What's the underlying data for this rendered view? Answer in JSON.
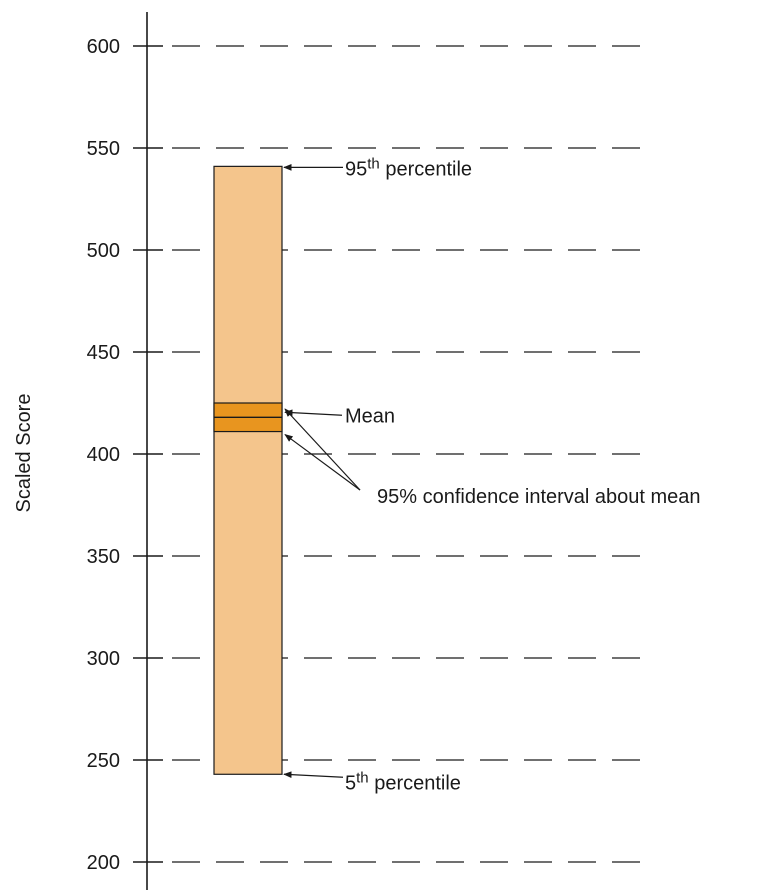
{
  "chart_data": {
    "type": "bar",
    "ylabel": "Scaled Score",
    "ylim": [
      200,
      600
    ],
    "yticks": [
      200,
      250,
      300,
      350,
      400,
      450,
      500,
      550,
      600
    ],
    "grid": "dashed horizontal",
    "distribution": {
      "p5": 243,
      "p95": 541,
      "mean": 418,
      "ci_low": 411,
      "ci_high": 425
    },
    "annotations": {
      "p95": {
        "base": "95",
        "sup": "th",
        "rest": " percentile"
      },
      "p5": {
        "base": "5",
        "sup": "th",
        "rest": " percentile"
      },
      "mean": "Mean",
      "ci": "95% confidence interval about mean"
    },
    "colors": {
      "percentile_bar": "#f4c58c",
      "confidence_band": "#e8951f",
      "outline": "#1a1a1a"
    }
  }
}
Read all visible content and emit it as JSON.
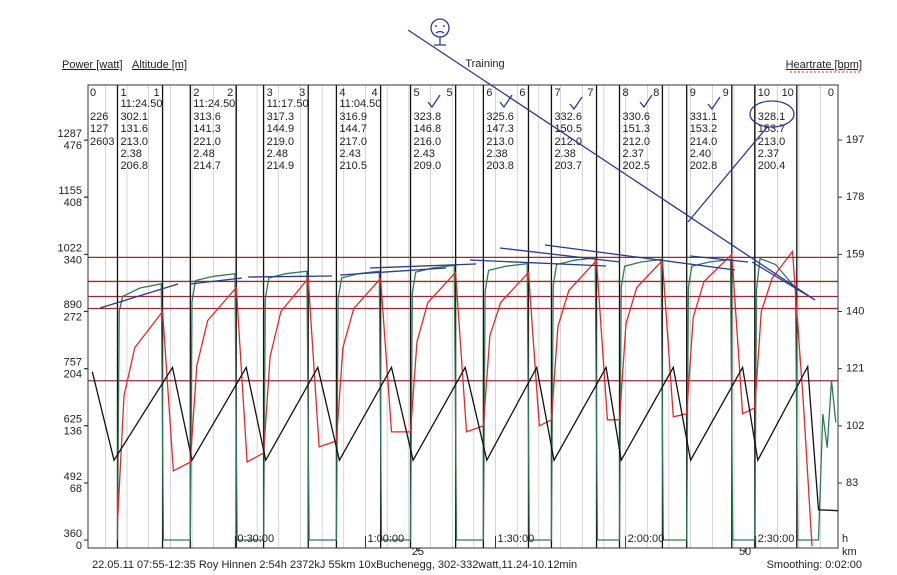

____

- INSTRUCTIONS FOR THE TASK
Transcribe each entry above exactly, apart from the pictures.

- FINISHED TASK
What's the underlying data for this rendered view? Answer in JSON.
{
  "chart_data": {
    "type": "bar",
    "ylabel": "Scaled Score",
    "ylim": [
      200,
      600
    ],
    "yticks": [
      200,
      250,
      300,
      350,
      400,
      450,
      500,
      550,
      600
    ],
    "grid": "dashed horizontal",
    "distribution": {
      "p5": 243,
      "p95": 541,
      "mean": 418,
      "ci_low": 411,
      "ci_high": 425
    },
    "annotations": {
      "p95": {
        "base": "95",
        "sup": "th",
        "rest": " percentile"
      },
      "p5": {
        "base": "5",
        "sup": "th",
        "rest": " percentile"
      },
      "mean": "Mean",
      "ci": "95% confidence interval about mean"
    },
    "colors": {
      "percentile_bar": "#f4c58c",
      "confidence_band": "#e8951f",
      "outline": "#1a1a1a"
    }
  }
}
Read all visible content and emit it as JSON.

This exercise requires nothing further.